··· Provided data
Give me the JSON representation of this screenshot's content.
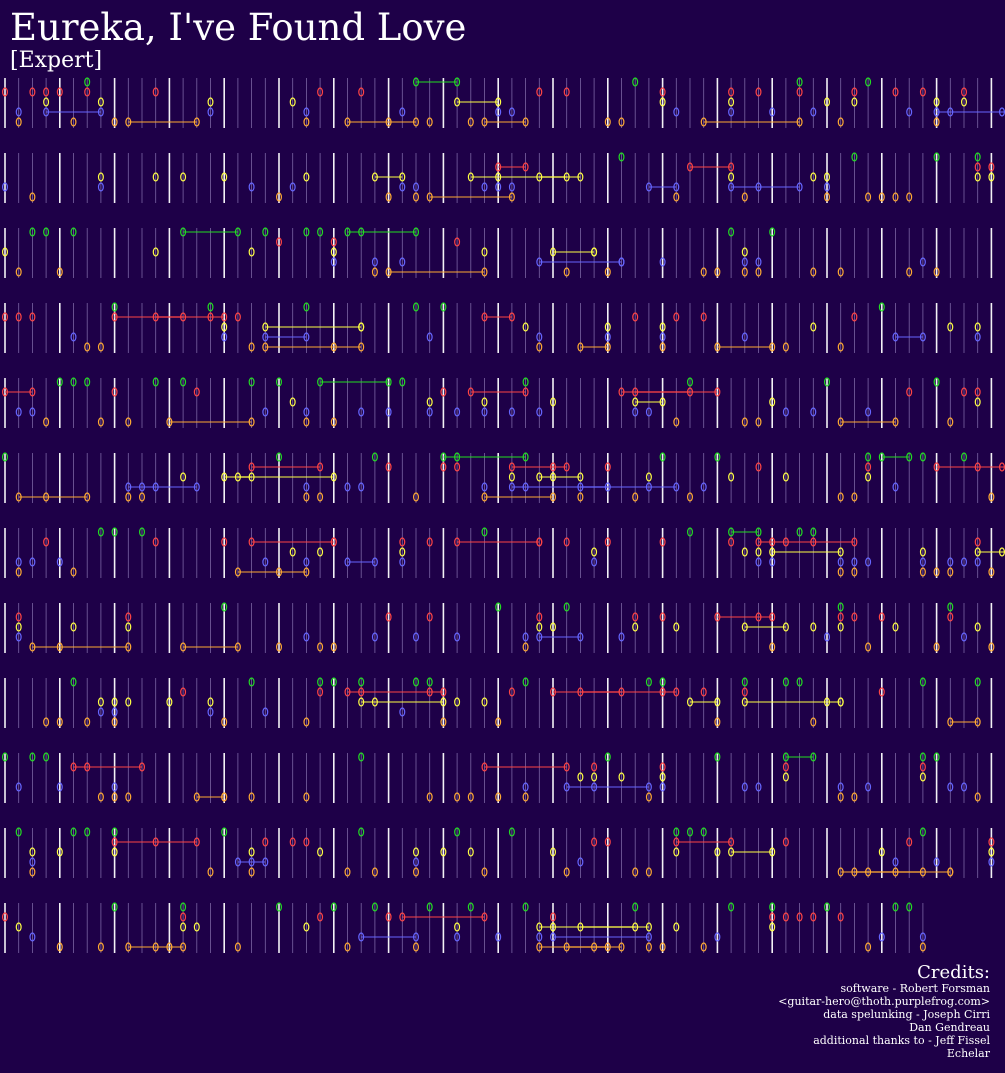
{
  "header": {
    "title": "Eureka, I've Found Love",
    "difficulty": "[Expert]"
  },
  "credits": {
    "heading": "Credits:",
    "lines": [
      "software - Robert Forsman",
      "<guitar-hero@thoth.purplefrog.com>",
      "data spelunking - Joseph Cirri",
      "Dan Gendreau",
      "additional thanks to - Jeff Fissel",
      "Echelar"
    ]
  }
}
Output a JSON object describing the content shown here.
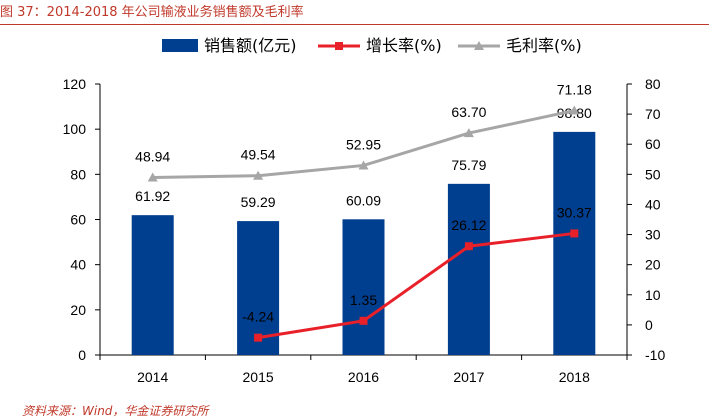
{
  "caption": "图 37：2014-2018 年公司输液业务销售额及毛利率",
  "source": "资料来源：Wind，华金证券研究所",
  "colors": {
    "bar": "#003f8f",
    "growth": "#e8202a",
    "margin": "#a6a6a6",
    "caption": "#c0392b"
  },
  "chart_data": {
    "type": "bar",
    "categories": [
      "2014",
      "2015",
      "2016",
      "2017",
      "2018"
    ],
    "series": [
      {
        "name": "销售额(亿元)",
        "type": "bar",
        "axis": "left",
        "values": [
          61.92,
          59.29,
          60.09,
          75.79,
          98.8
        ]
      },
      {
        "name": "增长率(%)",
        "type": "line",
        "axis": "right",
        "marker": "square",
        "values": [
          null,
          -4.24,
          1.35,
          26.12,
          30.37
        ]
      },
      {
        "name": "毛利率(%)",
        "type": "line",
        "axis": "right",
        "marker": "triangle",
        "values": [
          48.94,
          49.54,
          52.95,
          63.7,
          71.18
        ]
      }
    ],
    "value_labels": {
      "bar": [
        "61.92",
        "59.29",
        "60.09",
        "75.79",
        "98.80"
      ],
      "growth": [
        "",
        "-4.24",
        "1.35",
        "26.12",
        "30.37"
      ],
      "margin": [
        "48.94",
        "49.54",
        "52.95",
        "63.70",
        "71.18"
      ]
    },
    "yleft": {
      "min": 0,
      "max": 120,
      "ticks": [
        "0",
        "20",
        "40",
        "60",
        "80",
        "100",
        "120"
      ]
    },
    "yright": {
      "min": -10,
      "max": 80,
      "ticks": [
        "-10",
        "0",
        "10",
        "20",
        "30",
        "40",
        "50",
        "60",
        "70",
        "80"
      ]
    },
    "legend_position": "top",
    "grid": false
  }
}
······
Stated task -
Retype the whole listing, keeping every line identical and omitting all pictures.

Output of the task -
Give me the JSON representation of this screenshot's content.
{
  "header": {
    "title": "Eureka, I've Found Love",
    "difficulty": "[Expert]"
  },
  "credits": {
    "heading": "Credits:",
    "lines": [
      "software - Robert Forsman",
      "<guitar-hero@thoth.purplefrog.com>",
      "data spelunking - Joseph Cirri",
      "Dan Gendreau",
      "additional thanks to - Jeff Fissel",
      "Echelar"
    ]
  }
}
Output a JSON object describing the content shown here.
{
  "caption": "图 37：2014-2018 年公司输液业务销售额及毛利率",
  "source": "资料来源：Wind，华金证券研究所",
  "colors": {
    "bar": "#003f8f",
    "growth": "#e8202a",
    "margin": "#a6a6a6",
    "caption": "#c0392b"
  },
  "chart_data": {
    "type": "bar",
    "categories": [
      "2014",
      "2015",
      "2016",
      "2017",
      "2018"
    ],
    "series": [
      {
        "name": "销售额(亿元)",
        "type": "bar",
        "axis": "left",
        "values": [
          61.92,
          59.29,
          60.09,
          75.79,
          98.8
        ]
      },
      {
        "name": "增长率(%)",
        "type": "line",
        "axis": "right",
        "marker": "square",
        "values": [
          null,
          -4.24,
          1.35,
          26.12,
          30.37
        ]
      },
      {
        "name": "毛利率(%)",
        "type": "line",
        "axis": "right",
        "marker": "triangle",
        "values": [
          48.94,
          49.54,
          52.95,
          63.7,
          71.18
        ]
      }
    ],
    "value_labels": {
      "bar": [
        "61.92",
        "59.29",
        "60.09",
        "75.79",
        "98.80"
      ],
      "growth": [
        "",
        "-4.24",
        "1.35",
        "26.12",
        "30.37"
      ],
      "margin": [
        "48.94",
        "49.54",
        "52.95",
        "63.70",
        "71.18"
      ]
    },
    "yleft": {
      "min": 0,
      "max": 120,
      "ticks": [
        "0",
        "20",
        "40",
        "60",
        "80",
        "100",
        "120"
      ]
    },
    "yright": {
      "min": -10,
      "max": 80,
      "ticks": [
        "-10",
        "0",
        "10",
        "20",
        "30",
        "40",
        "50",
        "60",
        "70",
        "80"
      ]
    },
    "legend_position": "top",
    "grid": false
  }
}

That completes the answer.